### Task instructions
Each record below is to be copied word for word, with pictures removed.

[Collected data]

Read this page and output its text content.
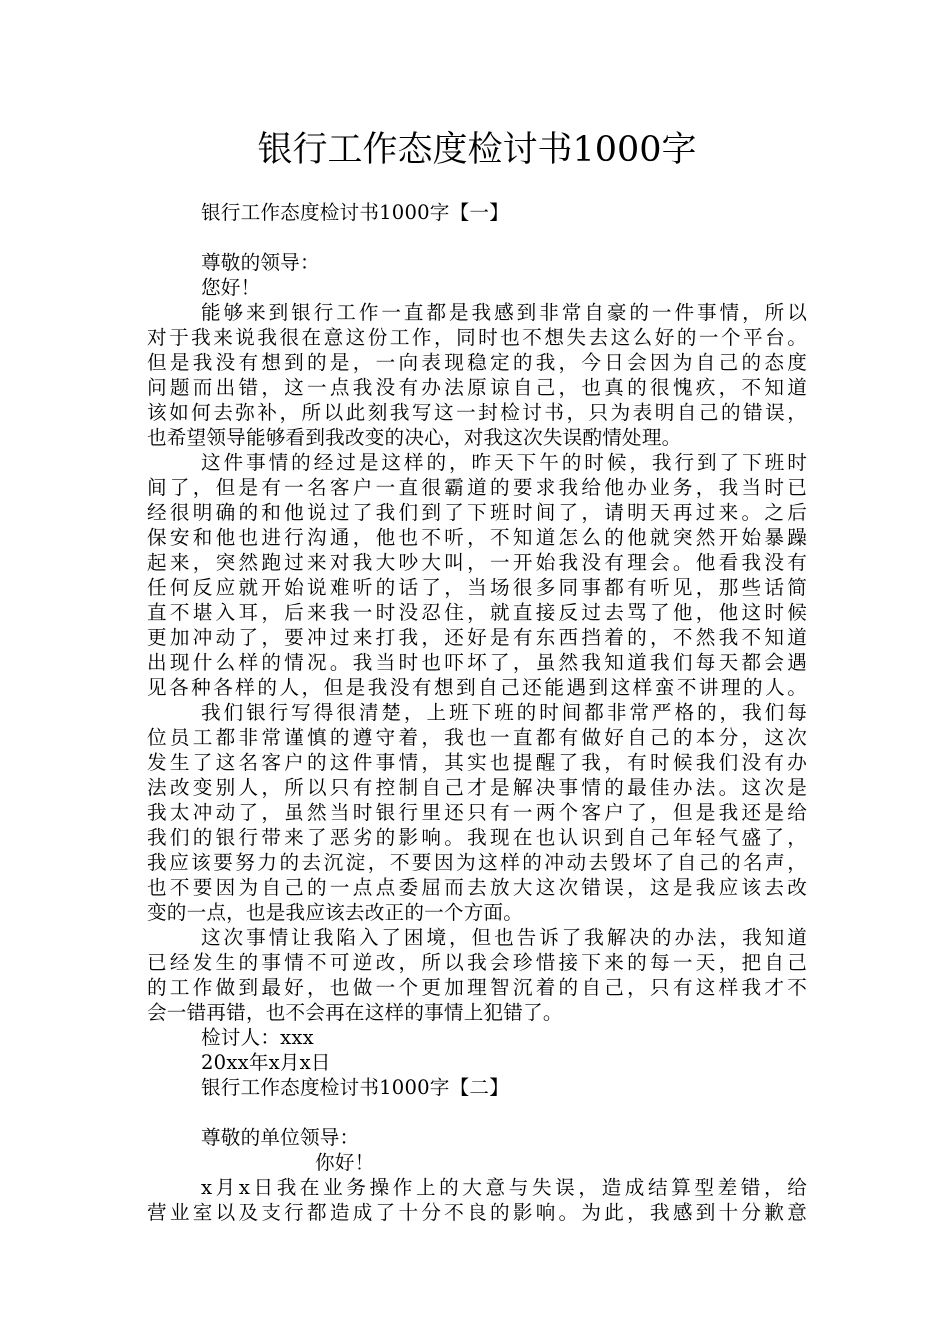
银行工作态度检讨书1000字
银行工作态度检讨书1000字【一】
尊敬的领导：
您好！
能够来到银行工作一直都是我感到非常自豪的一件事情，所以
对于我来说我很在意这份工作，同时也不想失去这么好的一个平台。
但是我没有想到的是，一向表现稳定的我，今日会因为自己的态度
问题而出错，这一点我没有办法原谅自己，也真的很愧疚，不知道
该如何去弥补，所以此刻我写这一封检讨书，只为表明自己的错误，
也希望领导能够看到我改变的决心，对我这次失误酌情处理。
这件事情的经过是这样的，昨天下午的时候，我行到了下班时
间了，但是有一名客户一直很霸道的要求我给他办业务，我当时已
经很明确的和他说过了我们到了下班时间了，请明天再过来。之后
保安和他也进行沟通，他也不听，不知道怎么的他就突然开始暴躁
起来，突然跑过来对我大吵大叫，一开始我没有理会。他看我没有
任何反应就开始说难听的话了，当场很多同事都有听见，那些话简
直不堪入耳，后来我一时没忍住，就直接反过去骂了他，他这时候
更加冲动了，要冲过来打我，还好是有东西挡着的，不然我不知道
出现什么样的情况。我当时也吓坏了，虽然我知道我们每天都会遇
见各种各样的人，但是我没有想到自己还能遇到这样蛮不讲理的人。
我们银行写得很清楚，上班下班的时间都非常严格的，我们每
位员工都非常谨慎的遵守着，我也一直都有做好自己的本分，这次
发生了这名客户的这件事情，其实也提醒了我，有时候我们没有办
法改变别人，所以只有控制自己才是解决事情的最佳办法。这次是
我太冲动了，虽然当时银行里还只有一两个客户了，但是我还是给
我们的银行带来了恶劣的影响。我现在也认识到自己年轻气盛了，
我应该要努力的去沉淀，不要因为这样的冲动去毁坏了自己的名声，
也不要因为自己的一点点委屈而去放大这次错误，这是我应该去改
变的一点，也是我应该去改正的一个方面。
这次事情让我陷入了困境，但也告诉了我解决的办法，我知道
已经发生的事情不可逆改，所以我会珍惜接下来的每一天，把自己
的工作做到最好，也做一个更加理智沉着的自己，只有这样我才不
会一错再错，也不会再在这样的事情上犯错了。
检讨人：xxx
20xx年x月x日
银行工作态度检讨书1000字【二】
尊敬的单位领导：
你好！
x月x日我在业务操作上的大意与失误，造成结算型差错，给
营业室以及支行都造成了十分不良的影响。为此，我感到十分歉意
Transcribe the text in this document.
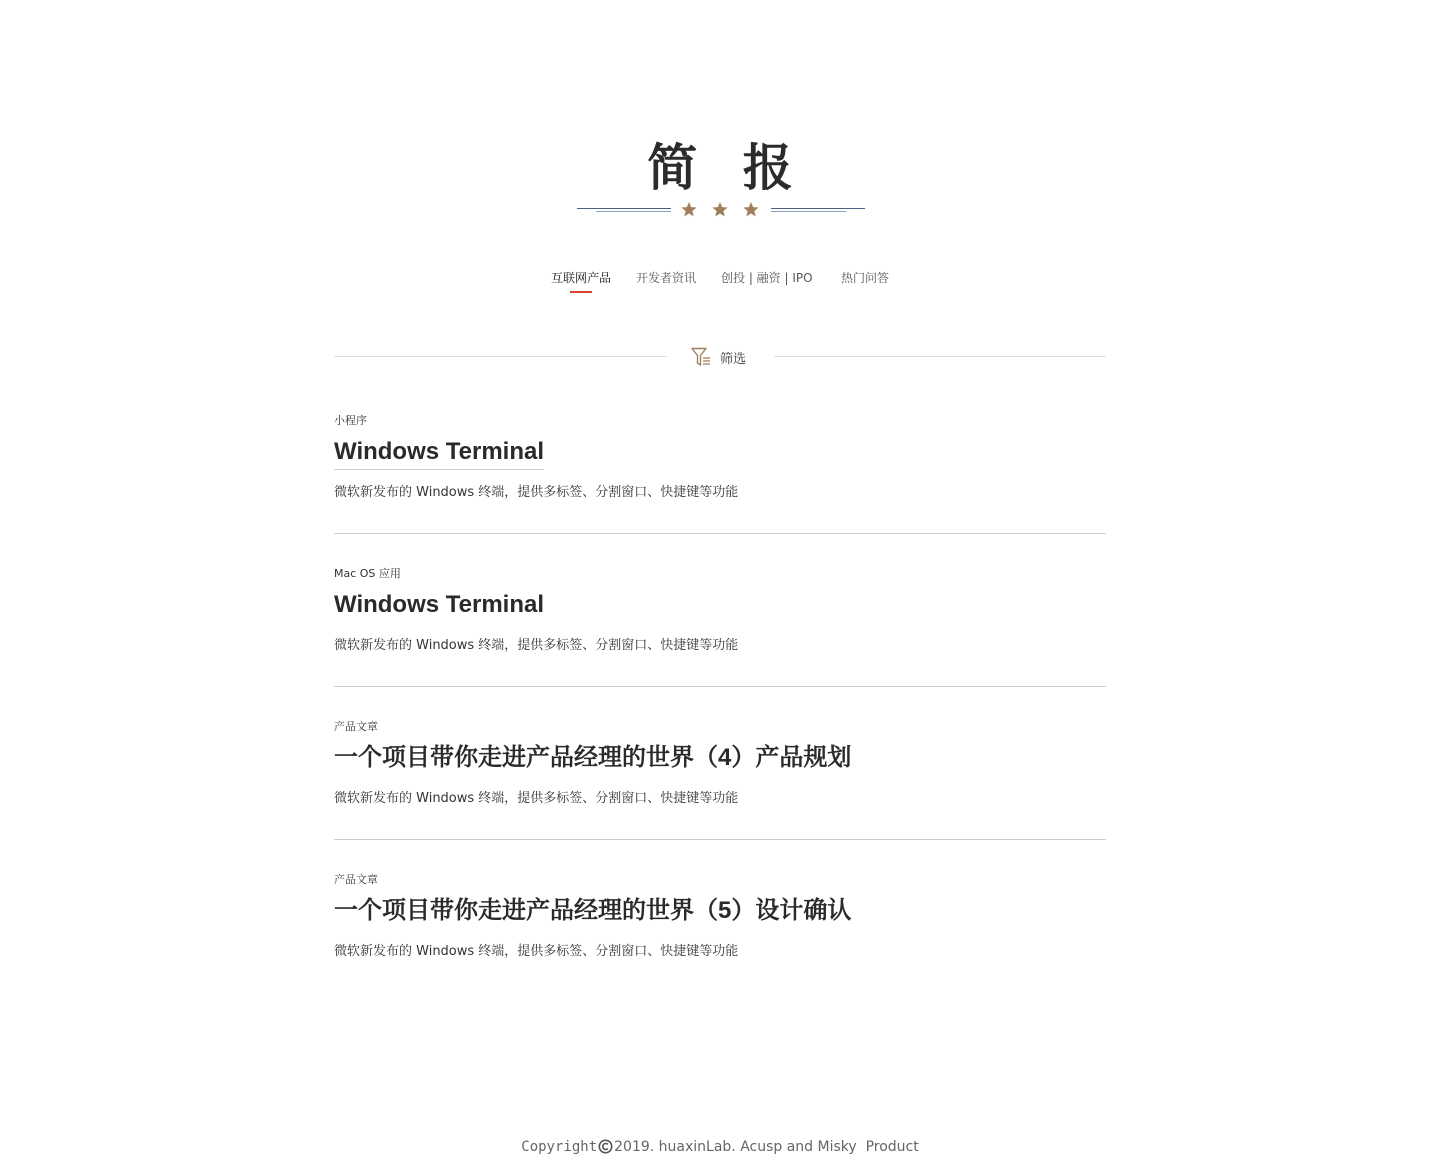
简 报
互联网产品 开发者资讯 创投 | 融资 | IPO 热门问答
筛选
小程序
Windows Terminal
微软新发布的 Windows 终端，提供多标签、分割窗口、快捷键等功能
Mac OS 应用
Windows Terminal
微软新发布的 Windows 终端，提供多标签、分割窗口、快捷键等功能
产品文章
一个项目带你走进产品经理的世界（4）产品规划
微软新发布的 Windows 终端，提供多标签、分割窗口、快捷键等功能
产品文章
一个项目带你走进产品经理的世界（5）设计确认
微软新发布的 Windows 终端，提供多标签、分割窗口、快捷键等功能
Copyright 2019. huaxinLab. Acusp and Misky  Product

### Solution
Read this page and output its text content.
银行工作态度检讨书1000字
银行工作态度检讨书1000字【一】
尊敬的领导：
您好！
能够来到银行工作一直都是我感到非常自豪的一件事情，所以
对于我来说我很在意这份工作，同时也不想失去这么好的一个平台。
但是我没有想到的是，一向表现稳定的我，今日会因为自己的态度
问题而出错，这一点我没有办法原谅自己，也真的很愧疚，不知道
该如何去弥补，所以此刻我写这一封检讨书，只为表明自己的错误，
也希望领导能够看到我改变的决心，对我这次失误酌情处理。
这件事情的经过是这样的，昨天下午的时候，我行到了下班时
间了，但是有一名客户一直很霸道的要求我给他办业务，我当时已
经很明确的和他说过了我们到了下班时间了，请明天再过来。之后
保安和他也进行沟通，他也不听，不知道怎么的他就突然开始暴躁
起来，突然跑过来对我大吵大叫，一开始我没有理会。他看我没有
任何反应就开始说难听的话了，当场很多同事都有听见，那些话简
直不堪入耳，后来我一时没忍住，就直接反过去骂了他，他这时候
更加冲动了，要冲过来打我，还好是有东西挡着的，不然我不知道
出现什么样的情况。我当时也吓坏了，虽然我知道我们每天都会遇
见各种各样的人，但是我没有想到自己还能遇到这样蛮不讲理的人。
我们银行写得很清楚，上班下班的时间都非常严格的，我们每
位员工都非常谨慎的遵守着，我也一直都有做好自己的本分，这次
发生了这名客户的这件事情，其实也提醒了我，有时候我们没有办
法改变别人，所以只有控制自己才是解决事情的最佳办法。这次是
我太冲动了，虽然当时银行里还只有一两个客户了，但是我还是给
我们的银行带来了恶劣的影响。我现在也认识到自己年轻气盛了，
我应该要努力的去沉淀，不要因为这样的冲动去毁坏了自己的名声，
也不要因为自己的一点点委屈而去放大这次错误，这是我应该去改
变的一点，也是我应该去改正的一个方面。
这次事情让我陷入了困境，但也告诉了我解决的办法，我知道
已经发生的事情不可逆改，所以我会珍惜接下来的每一天，把自己
的工作做到最好，也做一个更加理智沉着的自己，只有这样我才不
会一错再错，也不会再在这样的事情上犯错了。
检讨人：xxx
20xx年x月x日
银行工作态度检讨书1000字【二】
尊敬的单位领导：
你好！
x月x日我在业务操作上的大意与失误，造成结算型差错，给
营业室以及支行都造成了十分不良的影响。为此，我感到十分歉意
Transcribe the text in this document.
简 报
互联网产品 开发者资讯 创投 | 融资 | IPO 热门问答
筛选
小程序
Windows Terminal
微软新发布的 Windows 终端，提供多标签、分割窗口、快捷键等功能
Mac OS 应用
Windows Terminal
微软新发布的 Windows 终端，提供多标签、分割窗口、快捷键等功能
产品文章
一个项目带你走进产品经理的世界（4）产品规划
微软新发布的 Windows 终端，提供多标签、分割窗口、快捷键等功能
产品文章
一个项目带你走进产品经理的世界（5）设计确认
微软新发布的 Windows 终端，提供多标签、分割窗口、快捷键等功能
Copyright 2019. huaxinLab. Acusp and Misky  Product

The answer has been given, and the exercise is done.